-- begin --

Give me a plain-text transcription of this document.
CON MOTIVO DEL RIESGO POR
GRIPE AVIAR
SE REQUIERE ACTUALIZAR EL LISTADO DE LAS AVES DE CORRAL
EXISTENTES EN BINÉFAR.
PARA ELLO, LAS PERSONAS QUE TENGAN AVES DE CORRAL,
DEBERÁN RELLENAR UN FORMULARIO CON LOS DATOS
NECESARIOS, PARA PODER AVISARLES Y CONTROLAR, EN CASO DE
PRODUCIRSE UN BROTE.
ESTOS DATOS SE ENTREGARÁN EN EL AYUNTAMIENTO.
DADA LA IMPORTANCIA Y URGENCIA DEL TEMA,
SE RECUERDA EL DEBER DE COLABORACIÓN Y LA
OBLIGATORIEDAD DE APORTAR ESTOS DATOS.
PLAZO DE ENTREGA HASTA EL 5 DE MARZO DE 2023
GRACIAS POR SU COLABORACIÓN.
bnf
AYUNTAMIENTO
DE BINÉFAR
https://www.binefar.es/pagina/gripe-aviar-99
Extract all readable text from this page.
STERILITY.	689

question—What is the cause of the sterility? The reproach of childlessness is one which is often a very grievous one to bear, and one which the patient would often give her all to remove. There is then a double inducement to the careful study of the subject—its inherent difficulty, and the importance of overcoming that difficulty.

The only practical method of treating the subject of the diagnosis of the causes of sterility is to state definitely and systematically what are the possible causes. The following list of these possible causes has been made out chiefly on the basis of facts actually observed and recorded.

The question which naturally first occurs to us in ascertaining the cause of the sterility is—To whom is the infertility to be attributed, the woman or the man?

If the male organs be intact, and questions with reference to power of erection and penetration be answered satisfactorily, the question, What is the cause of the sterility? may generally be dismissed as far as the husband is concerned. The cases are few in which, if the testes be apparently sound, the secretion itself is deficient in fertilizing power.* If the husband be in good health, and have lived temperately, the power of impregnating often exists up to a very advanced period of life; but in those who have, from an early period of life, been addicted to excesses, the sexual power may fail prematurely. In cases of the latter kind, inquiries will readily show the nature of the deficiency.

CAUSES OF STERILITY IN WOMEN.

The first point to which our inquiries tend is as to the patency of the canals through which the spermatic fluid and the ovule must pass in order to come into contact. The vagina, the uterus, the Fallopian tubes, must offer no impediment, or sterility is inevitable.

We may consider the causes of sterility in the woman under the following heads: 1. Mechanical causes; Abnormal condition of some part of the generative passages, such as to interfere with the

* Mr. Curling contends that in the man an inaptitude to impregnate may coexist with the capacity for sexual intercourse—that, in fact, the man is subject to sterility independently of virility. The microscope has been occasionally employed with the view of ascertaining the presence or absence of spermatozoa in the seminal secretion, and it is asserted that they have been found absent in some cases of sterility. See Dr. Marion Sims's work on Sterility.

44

-- end --

*Set task*: Gather each line that holds "from".

*Final answer*:
Extract all readable text from this page.
If the male organs be intact, and questions with reference to power of erection and penetration be answered satisfactorily, the question, What is the cause of the sterility? may generally be dismissed as far as the husband is concerned. The cases are few in which, if the testes be apparently sound, the secretion itself is deficient in fertilizing power.* If the husband be in good health, and have lived temperately, the power of impregnating often exists up to a very advanced period of life; but in those who have, from an early period of life, been addicted to excesses, the sexual power may fail prematurely. In cases of the latter kind, inquiries will readily show the nature of the deficiency.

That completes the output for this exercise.